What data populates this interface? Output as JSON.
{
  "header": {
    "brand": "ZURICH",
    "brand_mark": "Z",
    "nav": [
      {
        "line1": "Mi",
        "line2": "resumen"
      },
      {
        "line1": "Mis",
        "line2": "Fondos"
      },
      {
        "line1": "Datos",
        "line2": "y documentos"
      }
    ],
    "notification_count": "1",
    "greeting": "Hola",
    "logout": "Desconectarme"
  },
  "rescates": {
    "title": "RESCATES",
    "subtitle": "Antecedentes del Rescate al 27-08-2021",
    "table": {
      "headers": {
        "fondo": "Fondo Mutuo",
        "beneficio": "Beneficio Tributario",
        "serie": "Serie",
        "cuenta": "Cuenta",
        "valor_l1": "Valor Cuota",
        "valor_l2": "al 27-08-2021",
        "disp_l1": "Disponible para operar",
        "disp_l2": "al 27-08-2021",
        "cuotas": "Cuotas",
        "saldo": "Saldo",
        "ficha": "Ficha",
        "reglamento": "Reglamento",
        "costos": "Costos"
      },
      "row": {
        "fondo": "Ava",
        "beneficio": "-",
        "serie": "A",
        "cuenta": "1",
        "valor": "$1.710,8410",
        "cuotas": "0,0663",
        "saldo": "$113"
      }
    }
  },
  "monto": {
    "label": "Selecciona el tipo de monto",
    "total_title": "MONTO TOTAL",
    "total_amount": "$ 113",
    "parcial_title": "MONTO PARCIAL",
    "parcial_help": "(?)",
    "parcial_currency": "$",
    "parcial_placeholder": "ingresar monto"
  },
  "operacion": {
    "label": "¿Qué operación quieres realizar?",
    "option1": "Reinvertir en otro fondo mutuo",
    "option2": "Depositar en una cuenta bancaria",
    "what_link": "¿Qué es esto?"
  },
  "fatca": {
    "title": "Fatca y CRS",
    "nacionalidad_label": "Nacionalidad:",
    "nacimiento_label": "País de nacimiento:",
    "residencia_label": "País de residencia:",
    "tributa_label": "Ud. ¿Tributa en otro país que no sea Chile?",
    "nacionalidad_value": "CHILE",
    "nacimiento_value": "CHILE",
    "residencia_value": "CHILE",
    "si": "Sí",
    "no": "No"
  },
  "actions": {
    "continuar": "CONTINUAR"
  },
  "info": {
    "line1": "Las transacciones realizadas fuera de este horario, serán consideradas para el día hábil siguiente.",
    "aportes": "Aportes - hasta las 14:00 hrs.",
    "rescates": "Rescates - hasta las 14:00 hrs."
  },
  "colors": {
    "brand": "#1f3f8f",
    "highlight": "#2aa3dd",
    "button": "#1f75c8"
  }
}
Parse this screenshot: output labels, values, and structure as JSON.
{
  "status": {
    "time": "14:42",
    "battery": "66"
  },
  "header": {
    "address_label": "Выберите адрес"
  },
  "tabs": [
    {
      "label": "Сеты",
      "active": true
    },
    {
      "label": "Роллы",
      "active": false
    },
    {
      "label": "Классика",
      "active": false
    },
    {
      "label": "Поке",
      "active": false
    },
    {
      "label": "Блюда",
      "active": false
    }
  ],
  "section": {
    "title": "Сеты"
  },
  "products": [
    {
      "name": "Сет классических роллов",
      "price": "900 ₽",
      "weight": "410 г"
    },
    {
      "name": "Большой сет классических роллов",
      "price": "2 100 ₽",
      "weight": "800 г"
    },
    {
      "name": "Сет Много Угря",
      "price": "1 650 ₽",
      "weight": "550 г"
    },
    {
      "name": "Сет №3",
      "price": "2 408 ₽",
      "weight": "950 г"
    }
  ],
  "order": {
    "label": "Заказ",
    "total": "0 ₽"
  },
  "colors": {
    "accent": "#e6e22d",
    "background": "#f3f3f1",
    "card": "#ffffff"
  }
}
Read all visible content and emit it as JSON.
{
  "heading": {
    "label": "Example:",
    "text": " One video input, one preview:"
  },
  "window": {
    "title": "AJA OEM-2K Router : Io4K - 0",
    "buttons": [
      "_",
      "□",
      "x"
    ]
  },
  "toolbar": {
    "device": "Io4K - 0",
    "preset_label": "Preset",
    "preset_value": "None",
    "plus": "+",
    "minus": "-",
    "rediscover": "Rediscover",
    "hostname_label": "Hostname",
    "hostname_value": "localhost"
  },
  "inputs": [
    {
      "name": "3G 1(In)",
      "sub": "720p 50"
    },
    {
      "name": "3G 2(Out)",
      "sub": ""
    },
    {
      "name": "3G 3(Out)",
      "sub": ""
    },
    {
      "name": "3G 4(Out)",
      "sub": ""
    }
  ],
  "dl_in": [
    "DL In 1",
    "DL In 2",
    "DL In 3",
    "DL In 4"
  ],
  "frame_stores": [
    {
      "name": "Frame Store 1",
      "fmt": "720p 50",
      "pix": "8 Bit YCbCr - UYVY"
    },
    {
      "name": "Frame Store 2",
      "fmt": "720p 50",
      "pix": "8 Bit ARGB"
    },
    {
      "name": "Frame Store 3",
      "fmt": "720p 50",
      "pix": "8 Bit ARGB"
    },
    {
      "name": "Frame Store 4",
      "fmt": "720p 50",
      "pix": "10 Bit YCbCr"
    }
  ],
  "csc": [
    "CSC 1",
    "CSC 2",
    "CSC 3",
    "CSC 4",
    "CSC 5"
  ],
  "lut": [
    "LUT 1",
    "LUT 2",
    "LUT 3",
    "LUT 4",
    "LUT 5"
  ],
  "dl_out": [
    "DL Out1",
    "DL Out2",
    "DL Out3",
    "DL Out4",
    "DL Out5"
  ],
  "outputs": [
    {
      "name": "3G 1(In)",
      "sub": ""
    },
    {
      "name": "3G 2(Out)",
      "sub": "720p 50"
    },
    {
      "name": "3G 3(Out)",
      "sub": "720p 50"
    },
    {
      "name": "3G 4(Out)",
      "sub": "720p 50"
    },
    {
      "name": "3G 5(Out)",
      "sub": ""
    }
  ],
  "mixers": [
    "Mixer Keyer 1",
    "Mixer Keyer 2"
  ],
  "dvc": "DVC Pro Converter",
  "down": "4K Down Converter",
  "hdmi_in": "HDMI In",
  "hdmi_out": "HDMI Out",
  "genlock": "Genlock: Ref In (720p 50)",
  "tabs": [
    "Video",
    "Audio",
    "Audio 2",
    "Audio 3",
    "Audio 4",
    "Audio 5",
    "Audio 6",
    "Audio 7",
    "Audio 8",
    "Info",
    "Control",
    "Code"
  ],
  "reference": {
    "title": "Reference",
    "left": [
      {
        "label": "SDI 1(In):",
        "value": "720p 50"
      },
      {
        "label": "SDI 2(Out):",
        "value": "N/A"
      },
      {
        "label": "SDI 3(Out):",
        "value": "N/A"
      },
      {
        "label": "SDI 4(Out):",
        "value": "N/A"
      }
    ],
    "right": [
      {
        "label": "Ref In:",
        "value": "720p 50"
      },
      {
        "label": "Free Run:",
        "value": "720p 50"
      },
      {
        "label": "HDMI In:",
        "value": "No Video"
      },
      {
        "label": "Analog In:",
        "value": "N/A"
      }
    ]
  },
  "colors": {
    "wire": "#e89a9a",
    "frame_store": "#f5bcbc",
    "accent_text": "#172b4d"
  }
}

## WHAT YOU SHOULD DO
Where a line above holds the string "Audio", show that line.

## ANSWER TO THE PROBLEM
    "Audio",
    "Audio 2",
    "Audio 3",
    "Audio 4",
    "Audio 5",
    "Audio 6",
    "Audio 7",
    "Audio 8",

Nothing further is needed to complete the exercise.